A block of data:
↓

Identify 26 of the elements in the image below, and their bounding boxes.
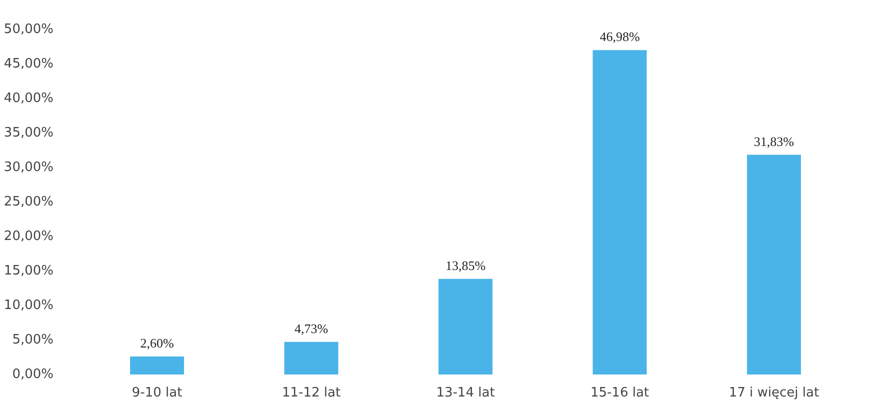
x-tick-label: 15-16 lat (590, 386, 650, 400)
bar (284, 342, 338, 374)
y-tick-label: 45,00% (4, 56, 54, 72)
y-tick-label: 0,00% (12, 367, 54, 382)
y-tick-label: 25,00% (4, 194, 54, 210)
x-tick-label: 11-12 lat (282, 386, 341, 400)
data-label: 31,83% (754, 134, 794, 149)
data-label: 13,85% (445, 258, 486, 273)
x-tick-label: 17 i więcej lat (728, 386, 820, 400)
x-tick-label: 9-10 lat (132, 386, 182, 400)
bar (130, 356, 184, 374)
y-tick-label: 35,00% (4, 125, 54, 140)
data-label: 2,60% (140, 336, 174, 351)
data-label: 46,98% (600, 29, 640, 44)
y-tick-label: 30,00% (4, 160, 54, 175)
bar (746, 154, 801, 374)
y-tick-label: 40,00% (4, 90, 54, 106)
y-tick-label: 50,00% (4, 22, 54, 37)
bar (592, 50, 647, 374)
x-tick-label: 13-14 lat (436, 386, 495, 400)
y-tick-label: 15,00% (4, 263, 54, 278)
y-tick-label: 10,00% (4, 298, 54, 313)
y-tick-label: 20,00% (4, 228, 54, 244)
y-tick-label: 5,00% (12, 332, 54, 348)
bar (438, 278, 492, 374)
data-label: 4,73% (294, 320, 328, 336)
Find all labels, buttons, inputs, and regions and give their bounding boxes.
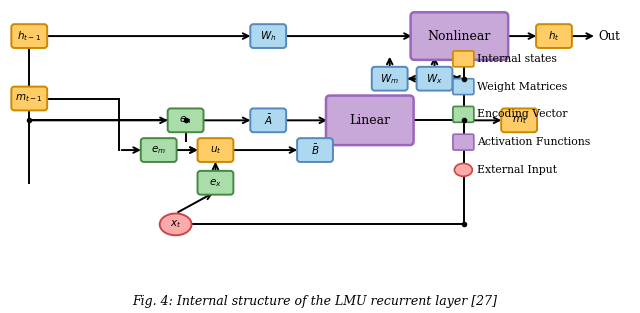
Text: $h_t$: $h_t$ <box>548 29 560 43</box>
FancyBboxPatch shape <box>12 24 47 48</box>
Text: Out: Out <box>599 29 621 43</box>
FancyBboxPatch shape <box>141 138 177 162</box>
FancyBboxPatch shape <box>168 108 204 132</box>
FancyBboxPatch shape <box>411 12 508 60</box>
Text: $m_t$: $m_t$ <box>511 115 527 126</box>
Text: Linear: Linear <box>349 114 390 127</box>
Text: $\bar{A}$: $\bar{A}$ <box>264 113 273 127</box>
FancyBboxPatch shape <box>372 67 408 90</box>
Text: $u_t$: $u_t$ <box>210 144 221 156</box>
Text: $x_t$: $x_t$ <box>170 218 181 230</box>
Text: Encoding Vector: Encoding Vector <box>477 109 568 119</box>
Text: Fig. 4: Internal structure of the LMU recurrent layer [27]: Fig. 4: Internal structure of the LMU re… <box>132 295 497 308</box>
Ellipse shape <box>454 163 472 176</box>
Text: Internal states: Internal states <box>477 54 557 64</box>
FancyBboxPatch shape <box>453 106 474 122</box>
Text: $\bar{B}$: $\bar{B}$ <box>311 143 319 157</box>
Text: Weight Matrices: Weight Matrices <box>477 82 568 92</box>
Text: Activation Functions: Activation Functions <box>477 137 591 147</box>
FancyBboxPatch shape <box>250 24 286 48</box>
Text: External Input: External Input <box>477 165 557 175</box>
Text: $W_m$: $W_m$ <box>380 72 399 85</box>
Text: $W_x$: $W_x$ <box>426 72 443 85</box>
FancyBboxPatch shape <box>417 67 452 90</box>
Text: Nonlinear: Nonlinear <box>428 29 491 43</box>
FancyBboxPatch shape <box>12 87 47 110</box>
FancyBboxPatch shape <box>536 24 572 48</box>
FancyBboxPatch shape <box>297 138 333 162</box>
Text: $W_h$: $W_h$ <box>260 29 276 43</box>
FancyBboxPatch shape <box>326 95 413 145</box>
Ellipse shape <box>160 213 191 235</box>
Text: $h_{t-1}$: $h_{t-1}$ <box>17 29 42 43</box>
Text: $e_x$: $e_x$ <box>209 177 222 189</box>
Text: $e_h$: $e_h$ <box>179 115 192 126</box>
Text: $e_m$: $e_m$ <box>151 144 166 156</box>
FancyBboxPatch shape <box>501 108 537 132</box>
Text: $m_{t-1}$: $m_{t-1}$ <box>15 93 43 105</box>
FancyBboxPatch shape <box>453 51 474 67</box>
FancyBboxPatch shape <box>198 138 234 162</box>
FancyBboxPatch shape <box>453 134 474 150</box>
FancyBboxPatch shape <box>250 108 286 132</box>
FancyBboxPatch shape <box>198 171 234 195</box>
FancyBboxPatch shape <box>453 79 474 95</box>
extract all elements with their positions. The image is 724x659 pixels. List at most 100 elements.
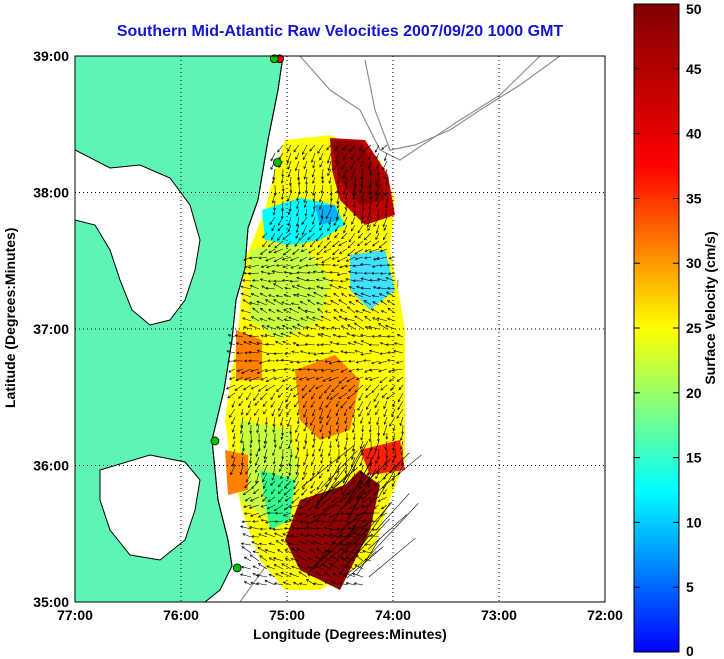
velocity-arrow [383,224,388,231]
velocity-arrow [338,392,348,399]
velocity-arrow-head [346,332,350,336]
velocity-arrow [309,144,316,152]
velocity-arrow-head [315,238,319,242]
velocity-arrow [288,543,300,546]
velocity-arrow-head [344,550,348,553]
velocity-arrow [319,152,324,161]
velocity-arrow-head [283,293,287,297]
velocity-arrow [378,496,388,502]
velocity-arrow [313,512,324,518]
velocity-arrow [314,461,342,509]
velocity-arrow-head [281,563,285,567]
velocity-arrow [284,319,292,322]
velocity-arrow-head [363,271,367,275]
velocity-arrow [357,224,364,234]
velocity-arrow [283,248,292,256]
velocity-arrow [327,224,332,232]
velocity-arrow [259,555,268,562]
velocity-arrow [297,555,308,562]
velocity-arrow-head [341,386,345,390]
velocity-arrow [369,432,372,442]
velocity-arrow-head [272,212,276,216]
velocity-arrow [234,384,244,391]
velocity-arrow [398,384,404,390]
velocity-arrow [272,368,284,372]
velocity-arrow-head [378,361,382,365]
velocity-arrow [370,534,380,538]
velocity-arrow-head [399,422,403,427]
velocity-arrow-head [363,300,367,303]
velocity-arrow [287,224,292,232]
velocity-arrow-head [311,159,314,163]
velocity-arrow [260,308,268,314]
velocity-arrow-head [290,557,294,561]
velocity-arrow [339,582,348,586]
velocity-arrow-head [275,326,280,330]
velocity-arrow [306,566,316,570]
velocity-arrow-head [301,388,305,392]
velocity-arrow-head [296,421,300,425]
velocity-arrow-head [375,412,378,416]
velocity-arrow-head [296,564,300,567]
velocity-arrow [334,472,340,480]
colorbar-tick-label: 25 [686,320,702,336]
velocity-arrow [229,408,236,418]
velocity-arrow-head [324,310,328,314]
velocity-arrow [337,440,340,448]
velocity-arrow-head [355,299,359,303]
velocity-arrow-head [272,423,276,427]
velocity-arrow [256,416,260,426]
velocity-arrow-head [320,286,324,290]
velocity-arrow [319,192,324,203]
velocity-arrow-head [266,325,270,328]
velocity-arrow-head [316,548,320,551]
velocity-arrow [297,323,308,330]
velocity-arrow-head [352,264,356,268]
velocity-arrow-head [280,436,284,440]
velocity-arrow-head [327,160,330,164]
velocity-arrow-head [293,486,297,490]
velocity-arrow [284,527,292,530]
velocity-arrow-head [232,444,235,448]
velocity-arrow-head [329,350,333,354]
velocity-arrow [322,376,332,382]
velocity-arrow-head [316,285,320,289]
velocity-arrow [269,557,276,562]
velocity-arrow-head [364,326,368,329]
velocity-arrow [357,240,364,247]
velocity-arrow-head [318,448,322,452]
velocity-arrow-head [273,444,277,448]
velocity-arrow-head [309,548,313,552]
velocity-arrow [280,416,284,426]
velocity-arrow [393,350,404,354]
velocity-arrow [312,408,316,417]
velocity-arrow-head [383,227,387,231]
velocity-arrow [270,480,276,486]
velocity-arrow-head [355,377,360,381]
velocity-arrow-head [304,190,308,194]
velocity-arrow-head [265,379,269,382]
velocity-arrow [311,424,316,435]
velocity-arrow [319,472,324,479]
velocity-arrow-head [285,399,289,403]
velocity-arrow [248,416,252,425]
velocity-arrow [379,376,388,384]
velocity-arrow [288,317,300,322]
velocity-arrow-head [241,279,245,283]
velocity-arrow [315,360,324,362]
velocity-arrow [383,464,388,471]
velocity-arrow-head [299,520,303,524]
velocity-arrow-head [296,293,300,297]
velocity-arrow [339,496,348,503]
velocity-arrow-head [367,165,371,170]
velocity-arrow [266,325,276,330]
velocity-arrow [345,464,348,474]
velocity-arrow [240,424,244,434]
velocity-arrow-head [347,341,351,345]
velocity-arrow-head [269,482,273,486]
velocity-arrow [361,168,364,180]
velocity-arrow [232,424,236,433]
velocity-arrow [304,200,308,208]
velocity-arrow-head [376,166,380,170]
velocity-arrow-head [263,456,267,460]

↑

Work required> Swap "data-label" for "value-label" in the lines starting at "x-tick-label: 15-16 lat (590, 386, 650, 400)" and ending at "bar (746, 154, 801, 374)", and return only those lines with nothing else changed.

Complete answer>
x-tick-label: 15-16 lat (590, 386, 650, 400)
bar (284, 342, 338, 374)
y-tick-label: 45,00% (4, 56, 54, 72)
y-tick-label: 0,00% (12, 367, 54, 382)
y-tick-label: 25,00% (4, 194, 54, 210)
x-tick-label: 11-12 lat (282, 386, 341, 400)
value-label: 31,83% (754, 134, 794, 149)
value-label: 13,85% (445, 258, 486, 273)
x-tick-label: 17 i więcej lat (728, 386, 820, 400)
x-tick-label: 9-10 lat (132, 386, 182, 400)
bar (130, 356, 184, 374)
y-tick-label: 35,00% (4, 125, 54, 140)
value-label: 2,60% (140, 336, 174, 351)
value-label: 46,98% (600, 29, 640, 44)
y-tick-label: 30,00% (4, 160, 54, 175)
bar (746, 154, 801, 374)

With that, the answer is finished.